■ ENTRIES SUPPLIED
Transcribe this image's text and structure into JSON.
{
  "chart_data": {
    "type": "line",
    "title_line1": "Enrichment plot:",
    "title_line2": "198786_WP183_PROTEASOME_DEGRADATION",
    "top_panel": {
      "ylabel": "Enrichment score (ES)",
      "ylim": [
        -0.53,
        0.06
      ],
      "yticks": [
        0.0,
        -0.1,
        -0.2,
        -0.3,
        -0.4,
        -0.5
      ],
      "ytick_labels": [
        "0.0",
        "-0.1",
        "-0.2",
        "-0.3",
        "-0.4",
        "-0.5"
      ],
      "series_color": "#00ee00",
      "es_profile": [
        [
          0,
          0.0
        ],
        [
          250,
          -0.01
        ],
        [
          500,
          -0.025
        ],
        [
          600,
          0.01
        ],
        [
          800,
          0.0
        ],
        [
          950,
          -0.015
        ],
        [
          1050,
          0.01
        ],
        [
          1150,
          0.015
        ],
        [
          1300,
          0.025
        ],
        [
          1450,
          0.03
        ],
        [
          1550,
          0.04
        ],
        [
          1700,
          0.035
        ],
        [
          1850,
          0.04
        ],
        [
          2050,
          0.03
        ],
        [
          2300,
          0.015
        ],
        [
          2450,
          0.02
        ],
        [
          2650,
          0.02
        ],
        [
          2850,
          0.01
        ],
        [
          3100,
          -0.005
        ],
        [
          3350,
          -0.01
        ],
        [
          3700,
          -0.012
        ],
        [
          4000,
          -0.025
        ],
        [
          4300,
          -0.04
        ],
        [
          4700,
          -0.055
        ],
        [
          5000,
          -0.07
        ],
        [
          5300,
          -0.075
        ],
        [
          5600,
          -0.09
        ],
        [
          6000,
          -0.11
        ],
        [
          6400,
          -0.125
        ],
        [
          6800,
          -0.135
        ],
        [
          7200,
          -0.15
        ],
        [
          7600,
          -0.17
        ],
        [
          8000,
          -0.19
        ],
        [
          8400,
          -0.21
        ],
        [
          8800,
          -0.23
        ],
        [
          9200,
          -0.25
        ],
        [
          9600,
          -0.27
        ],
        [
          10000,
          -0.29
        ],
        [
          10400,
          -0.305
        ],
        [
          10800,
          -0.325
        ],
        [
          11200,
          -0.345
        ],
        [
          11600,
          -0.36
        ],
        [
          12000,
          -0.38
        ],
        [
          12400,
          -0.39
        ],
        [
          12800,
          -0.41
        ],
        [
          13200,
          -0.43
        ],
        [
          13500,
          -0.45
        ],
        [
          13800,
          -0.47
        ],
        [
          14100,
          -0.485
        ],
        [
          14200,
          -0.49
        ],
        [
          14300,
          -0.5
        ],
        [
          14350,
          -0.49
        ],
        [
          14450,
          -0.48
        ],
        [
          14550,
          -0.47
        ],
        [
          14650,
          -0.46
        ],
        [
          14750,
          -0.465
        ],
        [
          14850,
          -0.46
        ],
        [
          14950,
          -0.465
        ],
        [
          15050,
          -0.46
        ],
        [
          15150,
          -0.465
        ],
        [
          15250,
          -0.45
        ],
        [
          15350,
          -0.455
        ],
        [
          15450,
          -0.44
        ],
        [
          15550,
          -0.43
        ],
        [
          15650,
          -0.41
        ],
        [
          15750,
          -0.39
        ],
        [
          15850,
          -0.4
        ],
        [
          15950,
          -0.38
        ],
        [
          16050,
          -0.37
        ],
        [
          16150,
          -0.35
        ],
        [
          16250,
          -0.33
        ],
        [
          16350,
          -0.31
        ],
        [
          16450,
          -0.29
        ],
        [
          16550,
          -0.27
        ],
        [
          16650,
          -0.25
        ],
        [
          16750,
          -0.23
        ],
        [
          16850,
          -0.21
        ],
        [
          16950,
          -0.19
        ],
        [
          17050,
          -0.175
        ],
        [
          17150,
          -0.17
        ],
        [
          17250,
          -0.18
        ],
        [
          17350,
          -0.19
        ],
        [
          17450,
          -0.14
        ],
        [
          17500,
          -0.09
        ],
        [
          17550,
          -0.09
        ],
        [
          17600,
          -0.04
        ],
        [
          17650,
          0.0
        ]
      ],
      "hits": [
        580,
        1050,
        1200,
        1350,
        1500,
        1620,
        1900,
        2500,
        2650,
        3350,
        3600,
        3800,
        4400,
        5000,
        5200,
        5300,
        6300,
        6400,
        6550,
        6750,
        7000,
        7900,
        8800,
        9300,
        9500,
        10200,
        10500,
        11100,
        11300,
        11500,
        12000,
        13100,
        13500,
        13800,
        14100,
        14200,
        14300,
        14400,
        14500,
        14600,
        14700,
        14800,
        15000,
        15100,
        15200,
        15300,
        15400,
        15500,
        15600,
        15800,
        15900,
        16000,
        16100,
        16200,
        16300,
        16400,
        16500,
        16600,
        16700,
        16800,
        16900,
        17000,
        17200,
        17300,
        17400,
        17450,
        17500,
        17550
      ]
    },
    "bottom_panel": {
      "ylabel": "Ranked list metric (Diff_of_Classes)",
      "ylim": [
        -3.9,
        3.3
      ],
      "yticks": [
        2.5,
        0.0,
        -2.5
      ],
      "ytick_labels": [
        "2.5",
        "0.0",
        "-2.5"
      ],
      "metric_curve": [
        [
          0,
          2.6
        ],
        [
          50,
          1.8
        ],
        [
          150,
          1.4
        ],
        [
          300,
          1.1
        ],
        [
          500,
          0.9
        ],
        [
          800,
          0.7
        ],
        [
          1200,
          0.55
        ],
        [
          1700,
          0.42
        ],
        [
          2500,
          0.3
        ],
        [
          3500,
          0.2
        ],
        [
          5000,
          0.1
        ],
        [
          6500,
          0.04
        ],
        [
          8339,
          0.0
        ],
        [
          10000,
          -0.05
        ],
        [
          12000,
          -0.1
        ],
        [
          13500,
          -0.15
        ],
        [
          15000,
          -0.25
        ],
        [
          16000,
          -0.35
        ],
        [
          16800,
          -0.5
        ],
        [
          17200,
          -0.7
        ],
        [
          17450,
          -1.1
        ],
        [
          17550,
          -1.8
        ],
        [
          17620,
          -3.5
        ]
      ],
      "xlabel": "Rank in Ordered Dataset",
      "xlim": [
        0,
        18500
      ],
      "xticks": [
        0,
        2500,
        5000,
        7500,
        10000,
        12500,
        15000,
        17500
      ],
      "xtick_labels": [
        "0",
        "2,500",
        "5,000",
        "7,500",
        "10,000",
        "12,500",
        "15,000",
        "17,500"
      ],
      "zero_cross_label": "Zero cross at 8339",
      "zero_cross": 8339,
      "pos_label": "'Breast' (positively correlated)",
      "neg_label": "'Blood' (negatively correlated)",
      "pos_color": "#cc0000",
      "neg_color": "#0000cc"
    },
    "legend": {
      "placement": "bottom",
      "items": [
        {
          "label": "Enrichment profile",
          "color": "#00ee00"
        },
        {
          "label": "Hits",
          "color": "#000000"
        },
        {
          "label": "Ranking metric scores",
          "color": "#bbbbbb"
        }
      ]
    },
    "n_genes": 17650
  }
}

■ WHAT THE TASK ASKS
The output should be the entire listing, exactly as it is.

■ RESULT
Transcribe this image's text and structure into JSON.
{
  "chart_data": {
    "type": "line",
    "title_line1": "Enrichment plot:",
    "title_line2": "198786_WP183_PROTEASOME_DEGRADATION",
    "top_panel": {
      "ylabel": "Enrichment score (ES)",
      "ylim": [
        -0.53,
        0.06
      ],
      "yticks": [
        0.0,
        -0.1,
        -0.2,
        -0.3,
        -0.4,
        -0.5
      ],
      "ytick_labels": [
        "0.0",
        "-0.1",
        "-0.2",
        "-0.3",
        "-0.4",
        "-0.5"
      ],
      "series_color": "#00ee00",
      "es_profile": [
        [
          0,
          0.0
        ],
        [
          250,
          -0.01
        ],
        [
          500,
          -0.025
        ],
        [
          600,
          0.01
        ],
        [
          800,
          0.0
        ],
        [
          950,
          -0.015
        ],
        [
          1050,
          0.01
        ],
        [
          1150,
          0.015
        ],
        [
          1300,
          0.025
        ],
        [
          1450,
          0.03
        ],
        [
          1550,
          0.04
        ],
        [
          1700,
          0.035
        ],
        [
          1850,
          0.04
        ],
        [
          2050,
          0.03
        ],
        [
          2300,
          0.015
        ],
        [
          2450,
          0.02
        ],
        [
          2650,
          0.02
        ],
        [
          2850,
          0.01
        ],
        [
          3100,
          -0.005
        ],
        [
          3350,
          -0.01
        ],
        [
          3700,
          -0.012
        ],
        [
          4000,
          -0.025
        ],
        [
          4300,
          -0.04
        ],
        [
          4700,
          -0.055
        ],
        [
          5000,
          -0.07
        ],
        [
          5300,
          -0.075
        ],
        [
          5600,
          -0.09
        ],
        [
          6000,
          -0.11
        ],
        [
          6400,
          -0.125
        ],
        [
          6800,
          -0.135
        ],
        [
          7200,
          -0.15
        ],
        [
          7600,
          -0.17
        ],
        [
          8000,
          -0.19
        ],
        [
          8400,
          -0.21
        ],
        [
          8800,
          -0.23
        ],
        [
          9200,
          -0.25
        ],
        [
          9600,
          -0.27
        ],
        [
          10000,
          -0.29
        ],
        [
          10400,
          -0.305
        ],
        [
          10800,
          -0.325
        ],
        [
          11200,
          -0.345
        ],
        [
          11600,
          -0.36
        ],
        [
          12000,
          -0.38
        ],
        [
          12400,
          -0.39
        ],
        [
          12800,
          -0.41
        ],
        [
          13200,
          -0.43
        ],
        [
          13500,
          -0.45
        ],
        [
          13800,
          -0.47
        ],
        [
          14100,
          -0.485
        ],
        [
          14200,
          -0.49
        ],
        [
          14300,
          -0.5
        ],
        [
          14350,
          -0.49
        ],
        [
          14450,
          -0.48
        ],
        [
          14550,
          -0.47
        ],
        [
          14650,
          -0.46
        ],
        [
          14750,
          -0.465
        ],
        [
          14850,
          -0.46
        ],
        [
          14950,
          -0.465
        ],
        [
          15050,
          -0.46
        ],
        [
          15150,
          -0.465
        ],
        [
          15250,
          -0.45
        ],
        [
          15350,
          -0.455
        ],
        [
          15450,
          -0.44
        ],
        [
          15550,
          -0.43
        ],
        [
          15650,
          -0.41
        ],
        [
          15750,
          -0.39
        ],
        [
          15850,
          -0.4
        ],
        [
          15950,
          -0.38
        ],
        [
          16050,
          -0.37
        ],
        [
          16150,
          -0.35
        ],
        [
          16250,
          -0.33
        ],
        [
          16350,
          -0.31
        ],
        [
          16450,
          -0.29
        ],
        [
          16550,
          -0.27
        ],
        [
          16650,
          -0.25
        ],
        [
          16750,
          -0.23
        ],
        [
          16850,
          -0.21
        ],
        [
          16950,
          -0.19
        ],
        [
          17050,
          -0.175
        ],
        [
          17150,
          -0.17
        ],
        [
          17250,
          -0.18
        ],
        [
          17350,
          -0.19
        ],
        [
          17450,
          -0.14
        ],
        [
          17500,
          -0.09
        ],
        [
          17550,
          -0.09
        ],
        [
          17600,
          -0.04
        ],
        [
          17650,
          0.0
        ]
      ],
      "hits": [
        580,
        1050,
        1200,
        1350,
        1500,
        1620,
        1900,
        2500,
        2650,
        3350,
        3600,
        3800,
        4400,
        5000,
        5200,
        5300,
        6300,
        6400,
        6550,
        6750,
        7000,
        7900,
        8800,
        9300,
        9500,
        10200,
        10500,
        11100,
        11300,
        11500,
        12000,
        13100,
        13500,
        13800,
        14100,
        14200,
        14300,
        14400,
        14500,
        14600,
        14700,
        14800,
        15000,
        15100,
        15200,
        15300,
        15400,
        15500,
        15600,
        15800,
        15900,
        16000,
        16100,
        16200,
        16300,
        16400,
        16500,
        16600,
        16700,
        16800,
        16900,
        17000,
        17200,
        17300,
        17400,
        17450,
        17500,
        17550
      ]
    },
    "bottom_panel": {
      "ylabel": "Ranked list metric (Diff_of_Classes)",
      "ylim": [
        -3.9,
        3.3
      ],
      "yticks": [
        2.5,
        0.0,
        -2.5
      ],
      "ytick_labels": [
        "2.5",
        "0.0",
        "-2.5"
      ],
      "metric_curve": [
        [
          0,
          2.6
        ],
        [
          50,
          1.8
        ],
        [
          150,
          1.4
        ],
        [
          300,
          1.1
        ],
        [
          500,
          0.9
        ],
        [
          800,
          0.7
        ],
        [
          1200,
          0.55
        ],
        [
          1700,
          0.42
        ],
        [
          2500,
          0.3
        ],
        [
          3500,
          0.2
        ],
        [
          5000,
          0.1
        ],
        [
          6500,
          0.04
        ],
        [
          8339,
          0.0
        ],
        [
          10000,
          -0.05
        ],
        [
          12000,
          -0.1
        ],
        [
          13500,
          -0.15
        ],
        [
          15000,
          -0.25
        ],
        [
          16000,
          -0.35
        ],
        [
          16800,
          -0.5
        ],
        [
          17200,
          -0.7
        ],
        [
          17450,
          -1.1
        ],
        [
          17550,
          -1.8
        ],
        [
          17620,
          -3.5
        ]
      ],
      "xlabel": "Rank in Ordered Dataset",
      "xlim": [
        0,
        18500
      ],
      "xticks": [
        0,
        2500,
        5000,
        7500,
        10000,
        12500,
        15000,
        17500
      ],
      "xtick_labels": [
        "0",
        "2,500",
        "5,000",
        "7,500",
        "10,000",
        "12,500",
        "15,000",
        "17,500"
      ],
      "zero_cross_label": "Zero cross at 8339",
      "zero_cross": 8339,
      "pos_label": "'Breast' (positively correlated)",
      "neg_label": "'Blood' (negatively correlated)",
      "pos_color": "#cc0000",
      "neg_color": "#0000cc"
    },
    "legend": {
      "placement": "bottom",
      "items": [
        {
          "label": "Enrichment profile",
          "color": "#00ee00"
        },
        {
          "label": "Hits",
          "color": "#000000"
        },
        {
          "label": "Ranking metric scores",
          "color": "#bbbbbb"
        }
      ]
    },
    "n_genes": 17650
  }
}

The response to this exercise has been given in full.